WHAT TO PRODUCE:
Take the records underneath and set them down exactly.

EXCERPTED RECORDS:
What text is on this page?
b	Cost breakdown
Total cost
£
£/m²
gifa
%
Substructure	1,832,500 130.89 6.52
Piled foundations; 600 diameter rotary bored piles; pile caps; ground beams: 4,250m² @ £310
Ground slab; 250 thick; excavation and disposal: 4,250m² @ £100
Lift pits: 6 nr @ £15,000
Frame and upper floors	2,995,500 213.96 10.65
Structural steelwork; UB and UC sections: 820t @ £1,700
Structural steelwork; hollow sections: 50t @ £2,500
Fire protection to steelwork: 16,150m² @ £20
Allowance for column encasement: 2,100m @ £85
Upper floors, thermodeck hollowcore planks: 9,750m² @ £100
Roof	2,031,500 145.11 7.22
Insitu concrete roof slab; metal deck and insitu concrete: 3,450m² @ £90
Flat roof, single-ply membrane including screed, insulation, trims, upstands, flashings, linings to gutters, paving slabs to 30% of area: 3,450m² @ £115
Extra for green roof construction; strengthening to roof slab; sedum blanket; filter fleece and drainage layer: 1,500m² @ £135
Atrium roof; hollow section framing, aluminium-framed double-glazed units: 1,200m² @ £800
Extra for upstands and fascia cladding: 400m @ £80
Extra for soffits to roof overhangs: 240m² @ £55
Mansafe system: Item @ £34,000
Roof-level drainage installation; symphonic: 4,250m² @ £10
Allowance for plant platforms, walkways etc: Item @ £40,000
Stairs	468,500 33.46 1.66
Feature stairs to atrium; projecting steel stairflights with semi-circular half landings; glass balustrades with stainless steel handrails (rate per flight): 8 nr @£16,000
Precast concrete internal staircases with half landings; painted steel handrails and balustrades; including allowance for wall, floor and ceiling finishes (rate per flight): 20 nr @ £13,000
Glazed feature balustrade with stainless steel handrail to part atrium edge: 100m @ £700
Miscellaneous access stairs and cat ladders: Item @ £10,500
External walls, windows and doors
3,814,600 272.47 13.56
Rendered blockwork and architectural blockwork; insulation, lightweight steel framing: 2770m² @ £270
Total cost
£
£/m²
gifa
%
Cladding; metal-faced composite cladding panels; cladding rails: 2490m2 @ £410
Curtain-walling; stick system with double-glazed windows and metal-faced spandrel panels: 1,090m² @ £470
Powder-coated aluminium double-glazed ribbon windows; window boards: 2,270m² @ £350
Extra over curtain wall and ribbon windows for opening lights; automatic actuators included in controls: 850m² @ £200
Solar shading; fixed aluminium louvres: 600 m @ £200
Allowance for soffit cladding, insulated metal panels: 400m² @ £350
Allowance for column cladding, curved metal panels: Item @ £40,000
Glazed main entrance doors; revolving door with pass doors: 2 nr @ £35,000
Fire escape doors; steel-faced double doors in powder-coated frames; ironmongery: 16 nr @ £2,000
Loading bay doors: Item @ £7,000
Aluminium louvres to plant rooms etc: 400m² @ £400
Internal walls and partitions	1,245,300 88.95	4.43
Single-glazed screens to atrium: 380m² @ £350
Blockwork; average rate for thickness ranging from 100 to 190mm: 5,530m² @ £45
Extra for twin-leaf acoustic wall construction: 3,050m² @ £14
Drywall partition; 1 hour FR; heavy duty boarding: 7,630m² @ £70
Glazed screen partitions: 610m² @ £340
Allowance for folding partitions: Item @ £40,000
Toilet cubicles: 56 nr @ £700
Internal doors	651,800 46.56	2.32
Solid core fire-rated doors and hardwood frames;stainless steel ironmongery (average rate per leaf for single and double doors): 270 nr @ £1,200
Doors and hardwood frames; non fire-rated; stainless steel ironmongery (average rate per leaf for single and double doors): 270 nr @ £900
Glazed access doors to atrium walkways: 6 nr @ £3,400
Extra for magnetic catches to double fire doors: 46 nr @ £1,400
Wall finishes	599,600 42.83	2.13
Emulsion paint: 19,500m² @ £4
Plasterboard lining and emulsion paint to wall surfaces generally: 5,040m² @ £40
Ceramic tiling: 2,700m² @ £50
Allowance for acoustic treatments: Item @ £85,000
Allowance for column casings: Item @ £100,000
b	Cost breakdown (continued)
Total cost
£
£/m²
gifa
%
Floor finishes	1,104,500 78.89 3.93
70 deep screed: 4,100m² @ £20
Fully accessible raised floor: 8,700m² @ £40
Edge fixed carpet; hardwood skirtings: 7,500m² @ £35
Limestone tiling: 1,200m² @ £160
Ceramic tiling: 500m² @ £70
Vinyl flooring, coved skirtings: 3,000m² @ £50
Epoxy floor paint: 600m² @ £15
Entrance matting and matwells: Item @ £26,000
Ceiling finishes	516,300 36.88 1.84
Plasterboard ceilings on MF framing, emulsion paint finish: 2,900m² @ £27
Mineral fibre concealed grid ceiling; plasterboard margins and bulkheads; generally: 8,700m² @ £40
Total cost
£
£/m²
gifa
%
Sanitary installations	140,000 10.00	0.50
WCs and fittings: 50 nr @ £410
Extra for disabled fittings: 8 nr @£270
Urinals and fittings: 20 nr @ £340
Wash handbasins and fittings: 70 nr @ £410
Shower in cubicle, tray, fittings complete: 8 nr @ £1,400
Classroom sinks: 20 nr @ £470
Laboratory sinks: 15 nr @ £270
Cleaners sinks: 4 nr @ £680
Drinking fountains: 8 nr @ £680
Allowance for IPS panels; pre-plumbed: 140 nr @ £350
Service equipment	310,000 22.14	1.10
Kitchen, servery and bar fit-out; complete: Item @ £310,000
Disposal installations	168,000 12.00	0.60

RESPONSE TO THE EXERCISE:
What text is on this page?
b	Cost breakdown
Total cost
£
£/m²
gifa
%
Substructure	1,832,500 130.89 6.52
Piled foundations; 600 diameter rotary bored piles; pile caps; ground beams: 4,250m² @ £310
Ground slab; 250 thick; excavation and disposal: 4,250m² @ £100
Lift pits: 6 nr @ £15,000
Frame and upper floors	2,995,500 213.96 10.65
Structural steelwork; UB and UC sections: 820t @ £1,700
Structural steelwork; hollow sections: 50t @ £2,500
Fire protection to steelwork: 16,150m² @ £20
Allowance for column encasement: 2,100m @ £85
Upper floors, thermodeck hollowcore planks: 9,750m² @ £100
Roof	2,031,500 145.11 7.22
Insitu concrete roof slab; metal deck and insitu concrete: 3,450m² @ £90
Flat roof, single-ply membrane including screed, insulation, trims, upstands, flashings, linings to gutters, paving slabs to 30% of area: 3,450m² @ £115
Extra for green roof construction; strengthening to roof slab; sedum blanket; filter fleece and drainage layer: 1,500m² @ £135
Atrium roof; hollow section framing, aluminium-framed double-glazed units: 1,200m² @ £800
Extra for upstands and fascia cladding: 400m @ £80
Extra for soffits to roof overhangs: 240m² @ £55
Mansafe system: Item @ £34,000
Roof-level drainage installation; symphonic: 4,250m² @ £10
Allowance for plant platforms, walkways etc: Item @ £40,000
Stairs	468,500 33.46 1.66
Feature stairs to atrium; projecting steel stairflights with semi-circular half landings; glass balustrades with stainless steel handrails (rate per flight): 8 nr @£16,000
Precast concrete internal staircases with half landings; painted steel handrails and balustrades; including allowance for wall, floor and ceiling finishes (rate per flight): 20 nr @ £13,000
Glazed feature balustrade with stainless steel handrail to part atrium edge: 100m @ £700
Miscellaneous access stairs and cat ladders: Item @ £10,500
External walls, windows and doors
3,814,600 272.47 13.56
Rendered blockwork and architectural blockwork; insulation, lightweight steel framing: 2770m² @ £270
Total cost
£
£/m²
gifa
%
Cladding; metal-faced composite cladding panels; cladding rails: 2490m2 @ £410
Curtain-walling; stick system with double-glazed windows and metal-faced spandrel panels: 1,090m² @ £470
Powder-coated aluminium double-glazed ribbon windows; window boards: 2,270m² @ £350
Extra over curtain wall and ribbon windows for opening lights; automatic actuators included in controls: 850m² @ £200
Solar shading; fixed aluminium louvres: 600 m @ £200
Allowance for soffit cladding, insulated metal panels: 400m² @ £350
Allowance for column cladding, curved metal panels: Item @ £40,000
Glazed main entrance doors; revolving door with pass doors: 2 nr @ £35,000
Fire escape doors; steel-faced double doors in powder-coated frames; ironmongery: 16 nr @ £2,000
Loading bay doors: Item @ £7,000
Aluminium louvres to plant rooms etc: 400m² @ £400
Internal walls and partitions	1,245,300 88.95	4.43
Single-glazed screens to atrium: 380m² @ £350
Blockwork; average rate for thickness ranging from 100 to 190mm: 5,530m² @ £45
Extra for twin-leaf acoustic wall construction: 3,050m² @ £14
Drywall partition; 1 hour FR; heavy duty boarding: 7,630m² @ £70
Glazed screen partitions: 610m² @ £340
Allowance for folding partitions: Item @ £40,000
Toilet cubicles: 56 nr @ £700
Internal doors	651,800 46.56	2.32
Solid core fire-rated doors and hardwood frames;stainless steel ironmongery (average rate per leaf for single and double doors): 270 nr @ £1,200
Doors and hardwood frames; non fire-rated; stainless steel ironmongery (average rate per leaf for single and double doors): 270 nr @ £900
Glazed access doors to atrium walkways: 6 nr @ £3,400
Extra for magnetic catches to double fire doors: 46 nr @ £1,400
Wall finishes	599,600 42.83	2.13
Emulsion paint: 19,500m² @ £4
Plasterboard lining and emulsion paint to wall surfaces generally: 5,040m² @ £40
Ceramic tiling: 2,700m² @ £50
Allowance for acoustic treatments: Item @ £85,000
Allowance for column casings: Item @ £100,000
b	Cost breakdown (continued)
Total cost
£
£/m²
gifa
%
Floor finishes	1,104,500 78.89 3.93
70 deep screed: 4,100m² @ £20
Fully accessible raised floor: 8,700m² @ £40
Edge fixed carpet; hardwood skirtings: 7,500m² @ £35
Limestone tiling: 1,200m² @ £160
Ceramic tiling: 500m² @ £70
Vinyl flooring, coved skirtings: 3,000m² @ £50
Epoxy floor paint: 600m² @ £15
Entrance matting and matwells: Item @ £26,000
Ceiling finishes	516,300 36.88 1.84
Plasterboard ceilings on MF framing, emulsion paint finish: 2,900m² @ £27
Mineral fibre concealed grid ceiling; plasterboard margins and bulkheads; generally: 8,700m² @ £40
Total cost
£
£/m²
gifa
%
Sanitary installations	140,000 10.00	0.50
WCs and fittings: 50 nr @ £410
Extra for disabled fittings: 8 nr @£270
Urinals and fittings: 20 nr @ £340
Wash handbasins and fittings: 70 nr @ £410
Shower in cubicle, tray, fittings complete: 8 nr @ £1,400
Classroom sinks: 20 nr @ £470
Laboratory sinks: 15 nr @ £270
Cleaners sinks: 4 nr @ £680
Drinking fountains: 8 nr @ £680
Allowance for IPS panels; pre-plumbed: 140 nr @ £350
Service equipment	310,000 22.14	1.10
Kitchen, servery and bar fit-out; complete: Item @ £310,000
Disposal installations	168,000 12.00	0.60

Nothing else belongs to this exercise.